Layout annotation records
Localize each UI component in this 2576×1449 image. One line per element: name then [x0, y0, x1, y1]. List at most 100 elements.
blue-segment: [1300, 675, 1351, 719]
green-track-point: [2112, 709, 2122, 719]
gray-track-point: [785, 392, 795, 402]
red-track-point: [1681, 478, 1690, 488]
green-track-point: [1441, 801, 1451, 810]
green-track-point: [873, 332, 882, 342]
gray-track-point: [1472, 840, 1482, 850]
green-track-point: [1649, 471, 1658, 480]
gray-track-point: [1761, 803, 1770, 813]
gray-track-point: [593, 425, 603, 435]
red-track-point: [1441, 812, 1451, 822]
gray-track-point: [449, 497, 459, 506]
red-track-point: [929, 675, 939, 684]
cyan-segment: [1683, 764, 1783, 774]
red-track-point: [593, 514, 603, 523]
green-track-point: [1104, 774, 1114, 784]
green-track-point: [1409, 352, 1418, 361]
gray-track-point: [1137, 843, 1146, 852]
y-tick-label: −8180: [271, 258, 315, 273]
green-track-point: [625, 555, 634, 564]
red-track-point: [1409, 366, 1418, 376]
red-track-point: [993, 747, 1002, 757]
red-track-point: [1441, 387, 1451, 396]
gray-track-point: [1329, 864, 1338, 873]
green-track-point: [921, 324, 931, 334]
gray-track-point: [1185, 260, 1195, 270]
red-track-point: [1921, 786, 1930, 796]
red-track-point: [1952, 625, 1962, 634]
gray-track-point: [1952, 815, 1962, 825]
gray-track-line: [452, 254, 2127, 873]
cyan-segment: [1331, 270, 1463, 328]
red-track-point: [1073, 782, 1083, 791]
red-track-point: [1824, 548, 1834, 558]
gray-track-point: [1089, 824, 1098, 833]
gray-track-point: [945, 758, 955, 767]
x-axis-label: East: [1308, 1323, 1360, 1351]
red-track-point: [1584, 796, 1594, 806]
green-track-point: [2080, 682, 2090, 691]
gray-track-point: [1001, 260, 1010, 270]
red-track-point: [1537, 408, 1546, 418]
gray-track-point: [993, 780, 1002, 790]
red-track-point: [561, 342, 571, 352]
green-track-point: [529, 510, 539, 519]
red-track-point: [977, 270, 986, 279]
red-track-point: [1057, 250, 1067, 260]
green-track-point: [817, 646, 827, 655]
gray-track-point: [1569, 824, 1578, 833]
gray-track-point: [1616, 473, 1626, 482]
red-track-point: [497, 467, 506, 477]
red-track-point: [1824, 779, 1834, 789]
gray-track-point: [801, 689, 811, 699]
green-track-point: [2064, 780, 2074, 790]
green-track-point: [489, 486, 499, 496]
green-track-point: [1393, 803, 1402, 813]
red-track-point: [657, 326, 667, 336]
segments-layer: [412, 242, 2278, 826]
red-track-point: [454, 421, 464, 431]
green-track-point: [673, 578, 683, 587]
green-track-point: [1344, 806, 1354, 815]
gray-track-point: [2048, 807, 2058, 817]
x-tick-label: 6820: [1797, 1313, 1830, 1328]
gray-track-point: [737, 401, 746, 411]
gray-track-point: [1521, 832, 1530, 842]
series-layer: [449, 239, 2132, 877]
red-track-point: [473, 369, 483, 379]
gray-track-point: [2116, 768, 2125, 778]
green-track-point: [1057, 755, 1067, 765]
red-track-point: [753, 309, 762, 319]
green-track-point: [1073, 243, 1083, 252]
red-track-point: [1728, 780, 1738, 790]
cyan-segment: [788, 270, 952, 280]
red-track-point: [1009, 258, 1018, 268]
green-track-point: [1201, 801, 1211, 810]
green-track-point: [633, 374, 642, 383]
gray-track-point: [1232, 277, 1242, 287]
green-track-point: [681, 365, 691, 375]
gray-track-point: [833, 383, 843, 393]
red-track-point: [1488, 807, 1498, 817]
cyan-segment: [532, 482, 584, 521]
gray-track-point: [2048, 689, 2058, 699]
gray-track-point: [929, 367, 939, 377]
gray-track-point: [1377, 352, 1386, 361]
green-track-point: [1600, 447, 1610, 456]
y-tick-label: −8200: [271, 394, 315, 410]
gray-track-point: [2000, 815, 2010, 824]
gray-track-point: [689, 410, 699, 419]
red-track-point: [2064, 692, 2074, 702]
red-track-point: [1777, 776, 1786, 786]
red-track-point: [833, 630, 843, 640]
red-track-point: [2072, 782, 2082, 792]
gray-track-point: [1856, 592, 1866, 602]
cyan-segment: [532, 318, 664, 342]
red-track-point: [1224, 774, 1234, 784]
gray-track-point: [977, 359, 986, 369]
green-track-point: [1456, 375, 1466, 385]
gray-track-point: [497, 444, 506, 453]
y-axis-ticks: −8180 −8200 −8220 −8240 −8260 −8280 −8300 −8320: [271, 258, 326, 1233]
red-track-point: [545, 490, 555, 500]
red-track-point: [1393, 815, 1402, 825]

**Problem description:** Please copy the entire listing above word for word.

**Output below:**
Localize each UI component in this 2576×1449 image. One line per element: name then [x0, y0, x1, y1]. List at most 100 elements.
blue-segment: [1300, 675, 1351, 719]
green-track-point: [2112, 709, 2122, 719]
gray-track-point: [785, 392, 795, 402]
red-track-point: [1681, 478, 1690, 488]
green-track-point: [1441, 801, 1451, 810]
green-track-point: [873, 332, 882, 342]
gray-track-point: [1472, 840, 1482, 850]
green-track-point: [1649, 471, 1658, 480]
gray-track-point: [1761, 803, 1770, 813]
gray-track-point: [593, 425, 603, 435]
red-track-point: [1441, 812, 1451, 822]
gray-track-point: [449, 497, 459, 506]
red-track-point: [929, 675, 939, 684]
cyan-segment: [1683, 764, 1783, 774]
red-track-point: [593, 514, 603, 523]
green-track-point: [1104, 774, 1114, 784]
green-track-point: [1409, 352, 1418, 361]
gray-track-point: [1137, 843, 1146, 852]
y-tick-label: −8180: [271, 258, 315, 273]
green-track-point: [625, 555, 634, 564]
red-track-point: [1409, 366, 1418, 376]
red-track-point: [993, 747, 1002, 757]
red-track-point: [1441, 387, 1451, 396]
gray-track-point: [1329, 864, 1338, 873]
green-track-point: [921, 324, 931, 334]
gray-track-point: [1185, 260, 1195, 270]
red-track-point: [1921, 786, 1930, 796]
red-track-point: [1952, 625, 1962, 634]
gray-track-point: [1952, 815, 1962, 825]
gray-track-line: [452, 254, 2127, 873]
cyan-segment: [1331, 270, 1463, 328]
red-track-point: [1073, 782, 1083, 791]
red-track-point: [1824, 548, 1834, 558]
gray-track-point: [1089, 824, 1098, 833]
gray-track-point: [945, 758, 955, 767]
x-axis-label: East: [1308, 1323, 1360, 1351]
red-track-point: [1584, 796, 1594, 806]
green-track-point: [2080, 682, 2090, 691]
gray-track-point: [1001, 260, 1010, 270]
red-track-point: [1537, 408, 1546, 418]
gray-track-point: [993, 780, 1002, 790]
red-track-point: [561, 342, 571, 352]
green-track-point: [529, 510, 539, 519]
red-track-point: [977, 270, 986, 279]
red-track-point: [1057, 250, 1067, 260]
green-track-point: [817, 646, 827, 655]
gray-track-point: [1569, 824, 1578, 833]
gray-track-point: [1616, 473, 1626, 482]
red-track-point: [497, 467, 506, 477]
red-track-point: [1824, 779, 1834, 789]
gray-track-point: [801, 689, 811, 699]
green-track-point: [2064, 780, 2074, 790]
green-track-point: [489, 486, 499, 496]
green-track-point: [1393, 803, 1402, 813]
red-track-point: [657, 326, 667, 336]
segments-layer: [412, 242, 2278, 826]
red-track-point: [454, 421, 464, 431]
green-track-point: [673, 578, 683, 587]
green-track-point: [1344, 806, 1354, 815]
gray-track-point: [2048, 807, 2058, 817]
x-tick-label: 6820: [1797, 1313, 1830, 1328]
gray-track-point: [737, 401, 746, 411]
gray-track-point: [1521, 832, 1530, 842]
series-layer: [449, 239, 2132, 877]
red-track-point: [473, 369, 483, 379]
gray-track-point: [2116, 768, 2125, 778]
green-track-point: [1057, 755, 1067, 765]
red-track-point: [753, 309, 762, 319]
green-track-point: [1073, 243, 1083, 252]
red-track-point: [1728, 780, 1738, 790]
cyan-segment: [788, 270, 952, 280]
red-track-point: [1009, 258, 1018, 268]
green-track-point: [1201, 801, 1211, 810]
green-track-point: [633, 374, 642, 383]
gray-track-point: [1232, 277, 1242, 287]
green-track-point: [681, 365, 691, 375]
gray-track-point: [833, 383, 843, 393]
red-track-point: [1488, 807, 1498, 817]
cyan-segment: [532, 482, 584, 521]
gray-track-point: [2048, 689, 2058, 699]
gray-track-point: [929, 367, 939, 377]
gray-track-point: [1377, 352, 1386, 361]
green-track-point: [1600, 447, 1610, 456]
y-tick-label: −8200: [271, 394, 315, 410]
gray-track-point: [2000, 815, 2010, 824]
gray-track-point: [689, 410, 699, 419]
red-track-point: [2064, 692, 2074, 702]
red-track-point: [1777, 776, 1786, 786]
red-track-point: [833, 630, 843, 640]
red-track-point: [2072, 782, 2082, 792]
gray-track-point: [1856, 592, 1866, 602]
cyan-segment: [532, 318, 664, 342]
red-track-point: [1224, 774, 1234, 784]
gray-track-point: [977, 359, 986, 369]
green-track-point: [1456, 375, 1466, 385]
gray-track-point: [497, 444, 506, 453]
y-axis-ticks: −8180 −8200 −8220 −8240 −8260 −8280 −8300 −8320: [271, 258, 326, 1233]
red-track-point: [545, 490, 555, 500]
red-track-point: [1393, 815, 1402, 825]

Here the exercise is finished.